***** Data supplied
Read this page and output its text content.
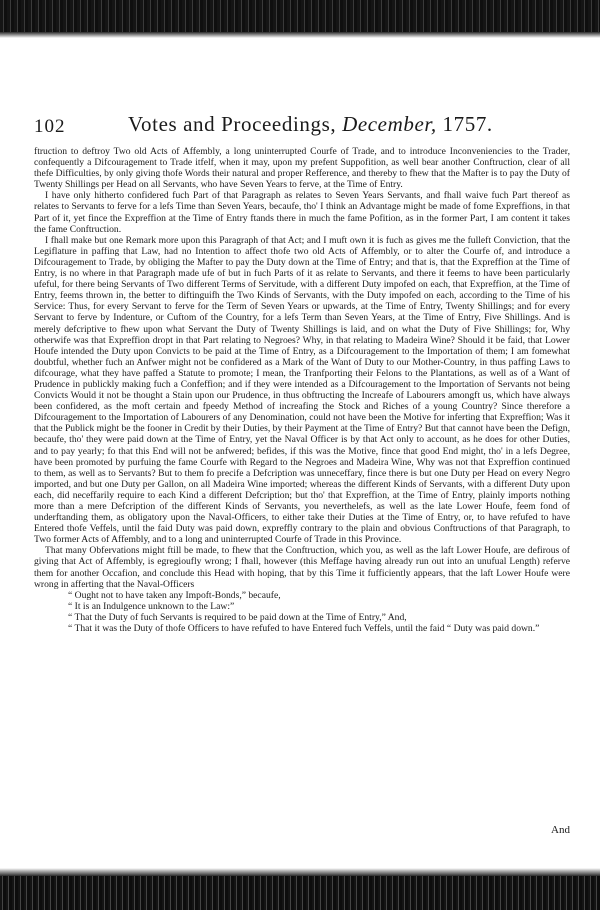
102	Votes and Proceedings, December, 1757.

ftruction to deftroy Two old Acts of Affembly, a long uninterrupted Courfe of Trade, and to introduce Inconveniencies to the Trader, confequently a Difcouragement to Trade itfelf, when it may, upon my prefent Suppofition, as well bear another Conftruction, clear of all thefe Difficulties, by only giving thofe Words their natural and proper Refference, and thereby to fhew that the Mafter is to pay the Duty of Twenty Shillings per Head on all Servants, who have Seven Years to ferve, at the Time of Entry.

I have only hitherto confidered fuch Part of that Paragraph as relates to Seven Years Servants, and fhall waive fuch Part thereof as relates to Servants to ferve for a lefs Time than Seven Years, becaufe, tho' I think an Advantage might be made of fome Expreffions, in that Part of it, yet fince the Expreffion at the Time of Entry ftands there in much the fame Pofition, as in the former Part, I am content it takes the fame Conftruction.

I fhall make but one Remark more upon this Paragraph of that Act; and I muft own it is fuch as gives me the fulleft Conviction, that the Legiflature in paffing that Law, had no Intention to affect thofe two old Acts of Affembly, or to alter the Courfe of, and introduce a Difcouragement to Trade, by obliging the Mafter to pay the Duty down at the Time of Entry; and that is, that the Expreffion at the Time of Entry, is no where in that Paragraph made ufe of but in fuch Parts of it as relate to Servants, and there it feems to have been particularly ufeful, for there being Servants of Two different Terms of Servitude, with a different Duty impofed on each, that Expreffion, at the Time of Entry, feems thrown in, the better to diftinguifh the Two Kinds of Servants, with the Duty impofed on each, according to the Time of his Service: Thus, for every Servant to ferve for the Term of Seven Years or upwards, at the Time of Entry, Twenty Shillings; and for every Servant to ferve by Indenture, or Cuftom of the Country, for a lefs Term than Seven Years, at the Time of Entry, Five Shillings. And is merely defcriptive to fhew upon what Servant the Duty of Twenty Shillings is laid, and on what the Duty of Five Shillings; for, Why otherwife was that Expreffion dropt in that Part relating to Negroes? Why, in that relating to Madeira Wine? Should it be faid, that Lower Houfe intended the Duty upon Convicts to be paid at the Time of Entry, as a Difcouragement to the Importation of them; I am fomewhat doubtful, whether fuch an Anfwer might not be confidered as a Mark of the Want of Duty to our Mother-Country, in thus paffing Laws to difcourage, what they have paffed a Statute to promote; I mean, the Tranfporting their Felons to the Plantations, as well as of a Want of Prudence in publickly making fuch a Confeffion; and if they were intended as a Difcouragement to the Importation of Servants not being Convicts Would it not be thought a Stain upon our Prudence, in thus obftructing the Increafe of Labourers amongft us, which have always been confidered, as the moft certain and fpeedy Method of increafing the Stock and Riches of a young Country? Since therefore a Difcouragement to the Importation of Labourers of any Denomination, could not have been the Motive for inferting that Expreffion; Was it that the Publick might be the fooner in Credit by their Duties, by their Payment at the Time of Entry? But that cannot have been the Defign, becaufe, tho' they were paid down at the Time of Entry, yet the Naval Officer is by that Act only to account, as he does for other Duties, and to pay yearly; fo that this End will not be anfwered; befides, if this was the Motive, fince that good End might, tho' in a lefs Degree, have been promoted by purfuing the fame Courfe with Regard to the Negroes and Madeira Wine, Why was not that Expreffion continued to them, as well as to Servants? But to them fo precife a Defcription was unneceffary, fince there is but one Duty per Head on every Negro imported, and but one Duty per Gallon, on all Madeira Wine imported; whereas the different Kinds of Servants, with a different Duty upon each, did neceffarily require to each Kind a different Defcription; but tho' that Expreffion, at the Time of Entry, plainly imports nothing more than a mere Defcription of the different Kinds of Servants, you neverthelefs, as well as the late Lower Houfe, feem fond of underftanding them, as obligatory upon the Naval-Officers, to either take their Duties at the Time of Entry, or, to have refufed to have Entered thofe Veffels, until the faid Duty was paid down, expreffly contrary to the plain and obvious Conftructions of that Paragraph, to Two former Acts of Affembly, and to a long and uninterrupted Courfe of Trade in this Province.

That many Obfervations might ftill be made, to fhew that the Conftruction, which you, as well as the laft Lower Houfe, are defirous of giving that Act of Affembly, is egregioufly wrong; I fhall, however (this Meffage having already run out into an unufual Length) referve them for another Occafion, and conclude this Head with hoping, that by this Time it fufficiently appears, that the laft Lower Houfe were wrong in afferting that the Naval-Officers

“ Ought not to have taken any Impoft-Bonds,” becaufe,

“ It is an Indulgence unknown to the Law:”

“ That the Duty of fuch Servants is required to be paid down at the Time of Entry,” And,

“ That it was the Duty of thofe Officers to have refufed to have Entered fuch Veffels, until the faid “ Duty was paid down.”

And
**********
### Aim of the task
Print the full listing exactly, dropping the pictures.

### Final answer
Read this page and output its text content.
102	Votes and Proceedings, December, 1757.

ftruction to deftroy Two old Acts of Affembly, a long uninterrupted Courfe of Trade, and to introduce Inconveniencies to the Trader, confequently a Difcouragement to Trade itfelf, when it may, upon my prefent Suppofition, as well bear another Conftruction, clear of all thefe Difficulties, by only giving thofe Words their natural and proper Refference, and thereby to fhew that the Mafter is to pay the Duty of Twenty Shillings per Head on all Servants, who have Seven Years to ferve, at the Time of Entry.

I have only hitherto confidered fuch Part of that Paragraph as relates to Seven Years Servants, and fhall waive fuch Part thereof as relates to Servants to ferve for a lefs Time than Seven Years, becaufe, tho' I think an Advantage might be made of fome Expreffions, in that Part of it, yet fince the Expreffion at the Time of Entry ftands there in much the fame Pofition, as in the former Part, I am content it takes the fame Conftruction.

I fhall make but one Remark more upon this Paragraph of that Act; and I muft own it is fuch as gives me the fulleft Conviction, that the Legiflature in paffing that Law, had no Intention to affect thofe two old Acts of Affembly, or to alter the Courfe of, and introduce a Difcouragement to Trade, by obliging the Mafter to pay the Duty down at the Time of Entry; and that is, that the Expreffion at the Time of Entry, is no where in that Paragraph made ufe of but in fuch Parts of it as relate to Servants, and there it feems to have been particularly ufeful, for there being Servants of Two different Terms of Servitude, with a different Duty impofed on each, that Expreffion, at the Time of Entry, feems thrown in, the better to diftinguifh the Two Kinds of Servants, with the Duty impofed on each, according to the Time of his Service: Thus, for every Servant to ferve for the Term of Seven Years or upwards, at the Time of Entry, Twenty Shillings; and for every Servant to ferve by Indenture, or Cuftom of the Country, for a lefs Term than Seven Years, at the Time of Entry, Five Shillings. And is merely defcriptive to fhew upon what Servant the Duty of Twenty Shillings is laid, and on what the Duty of Five Shillings; for, Why otherwife was that Expreffion dropt in that Part relating to Negroes? Why, in that relating to Madeira Wine? Should it be faid, that Lower Houfe intended the Duty upon Convicts to be paid at the Time of Entry, as a Difcouragement to the Importation of them; I am fomewhat doubtful, whether fuch an Anfwer might not be confidered as a Mark of the Want of Duty to our Mother-Country, in thus paffing Laws to difcourage, what they have paffed a Statute to promote; I mean, the Tranfporting their Felons to the Plantations, as well as of a Want of Prudence in publickly making fuch a Confeffion; and if they were intended as a Difcouragement to the Importation of Servants not being Convicts Would it not be thought a Stain upon our Prudence, in thus obftructing the Increafe of Labourers amongft us, which have always been confidered, as the moft certain and fpeedy Method of increafing the Stock and Riches of a young Country? Since therefore a Difcouragement to the Importation of Labourers of any Denomination, could not have been the Motive for inferting that Expreffion; Was it that the Publick might be the fooner in Credit by their Duties, by their Payment at the Time of Entry? But that cannot have been the Defign, becaufe, tho' they were paid down at the Time of Entry, yet the Naval Officer is by that Act only to account, as he does for other Duties, and to pay yearly; fo that this End will not be anfwered; befides, if this was the Motive, fince that good End might, tho' in a lefs Degree, have been promoted by purfuing the fame Courfe with Regard to the Negroes and Madeira Wine, Why was not that Expreffion continued to them, as well as to Servants? But to them fo precife a Defcription was unneceffary, fince there is but one Duty per Head on every Negro imported, and but one Duty per Gallon, on all Madeira Wine imported; whereas the different Kinds of Servants, with a different Duty upon each, did neceffarily require to each Kind a different Defcription; but tho' that Expreffion, at the Time of Entry, plainly imports nothing more than a mere Defcription of the different Kinds of Servants, you neverthelefs, as well as the late Lower Houfe, feem fond of underftanding them, as obligatory upon the Naval-Officers, to either take their Duties at the Time of Entry, or, to have refufed to have Entered thofe Veffels, until the faid Duty was paid down, expreffly contrary to the plain and obvious Conftructions of that Paragraph, to Two former Acts of Affembly, and to a long and uninterrupted Courfe of Trade in this Province.

That many Obfervations might ftill be made, to fhew that the Conftruction, which you, as well as the laft Lower Houfe, are defirous of giving that Act of Affembly, is egregioufly wrong; I fhall, however (this Meffage having already run out into an unufual Length) referve them for another Occafion, and conclude this Head with hoping, that by this Time it fufficiently appears, that the laft Lower Houfe were wrong in afferting that the Naval-Officers

“ Ought not to have taken any Impoft-Bonds,” becaufe,

“ It is an Indulgence unknown to the Law:”

“ That the Duty of fuch Servants is required to be paid down at the Time of Entry,” And,

“ That it was the Duty of thofe Officers to have refufed to have Entered fuch Veffels, until the faid “ Duty was paid down.”

And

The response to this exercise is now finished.